__REQUIREMENTS__. Print every line of the listing exactly, please.

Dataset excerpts
⁂
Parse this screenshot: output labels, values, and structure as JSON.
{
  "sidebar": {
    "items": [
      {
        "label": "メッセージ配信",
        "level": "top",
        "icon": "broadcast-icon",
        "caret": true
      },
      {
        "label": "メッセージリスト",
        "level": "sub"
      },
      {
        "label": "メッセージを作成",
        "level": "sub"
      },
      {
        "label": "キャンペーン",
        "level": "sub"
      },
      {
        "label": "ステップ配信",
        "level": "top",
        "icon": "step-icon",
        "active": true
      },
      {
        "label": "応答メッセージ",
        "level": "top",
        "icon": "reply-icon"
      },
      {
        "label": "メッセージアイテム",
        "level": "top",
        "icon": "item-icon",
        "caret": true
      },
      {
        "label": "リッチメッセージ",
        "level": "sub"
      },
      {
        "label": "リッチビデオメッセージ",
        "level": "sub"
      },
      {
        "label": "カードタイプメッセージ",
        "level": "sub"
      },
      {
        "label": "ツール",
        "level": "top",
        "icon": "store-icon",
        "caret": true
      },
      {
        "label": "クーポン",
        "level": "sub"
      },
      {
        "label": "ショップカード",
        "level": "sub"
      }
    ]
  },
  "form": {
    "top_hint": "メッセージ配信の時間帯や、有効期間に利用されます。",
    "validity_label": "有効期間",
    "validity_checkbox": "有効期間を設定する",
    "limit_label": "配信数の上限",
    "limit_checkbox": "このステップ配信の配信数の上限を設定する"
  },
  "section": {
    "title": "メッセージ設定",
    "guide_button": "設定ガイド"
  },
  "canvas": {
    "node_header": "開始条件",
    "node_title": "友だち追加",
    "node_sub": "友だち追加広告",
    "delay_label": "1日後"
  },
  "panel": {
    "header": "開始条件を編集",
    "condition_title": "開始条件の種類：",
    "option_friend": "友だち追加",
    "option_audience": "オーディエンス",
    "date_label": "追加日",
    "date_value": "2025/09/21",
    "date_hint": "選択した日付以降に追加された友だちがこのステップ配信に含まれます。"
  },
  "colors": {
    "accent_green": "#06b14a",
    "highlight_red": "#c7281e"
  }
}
⁂
__SOLUTION TO THE PROBLEM__.
Parse this screenshot: output labels, values, and structure as JSON.
{
  "sidebar": {
    "items": [
      {
        "label": "メッセージ配信",
        "level": "top",
        "icon": "broadcast-icon",
        "caret": true
      },
      {
        "label": "メッセージリスト",
        "level": "sub"
      },
      {
        "label": "メッセージを作成",
        "level": "sub"
      },
      {
        "label": "キャンペーン",
        "level": "sub"
      },
      {
        "label": "ステップ配信",
        "level": "top",
        "icon": "step-icon",
        "active": true
      },
      {
        "label": "応答メッセージ",
        "level": "top",
        "icon": "reply-icon"
      },
      {
        "label": "メッセージアイテム",
        "level": "top",
        "icon": "item-icon",
        "caret": true
      },
      {
        "label": "リッチメッセージ",
        "level": "sub"
      },
      {
        "label": "リッチビデオメッセージ",
        "level": "sub"
      },
      {
        "label": "カードタイプメッセージ",
        "level": "sub"
      },
      {
        "label": "ツール",
        "level": "top",
        "icon": "store-icon",
        "caret": true
      },
      {
        "label": "クーポン",
        "level": "sub"
      },
      {
        "label": "ショップカード",
        "level": "sub"
      }
    ]
  },
  "form": {
    "top_hint": "メッセージ配信の時間帯や、有効期間に利用されます。",
    "validity_label": "有効期間",
    "validity_checkbox": "有効期間を設定する",
    "limit_label": "配信数の上限",
    "limit_checkbox": "このステップ配信の配信数の上限を設定する"
  },
  "section": {
    "title": "メッセージ設定",
    "guide_button": "設定ガイド"
  },
  "canvas": {
    "node_header": "開始条件",
    "node_title": "友だち追加",
    "node_sub": "友だち追加広告",
    "delay_label": "1日後"
  },
  "panel": {
    "header": "開始条件を編集",
    "condition_title": "開始条件の種類：",
    "option_friend": "友だち追加",
    "option_audience": "オーディエンス",
    "date_label": "追加日",
    "date_value": "2025/09/21",
    "date_hint": "選択した日付以降に追加された友だちがこのステップ配信に含まれます。"
  },
  "colors": {
    "accent_green": "#06b14a",
    "highlight_red": "#c7281e"
  }
}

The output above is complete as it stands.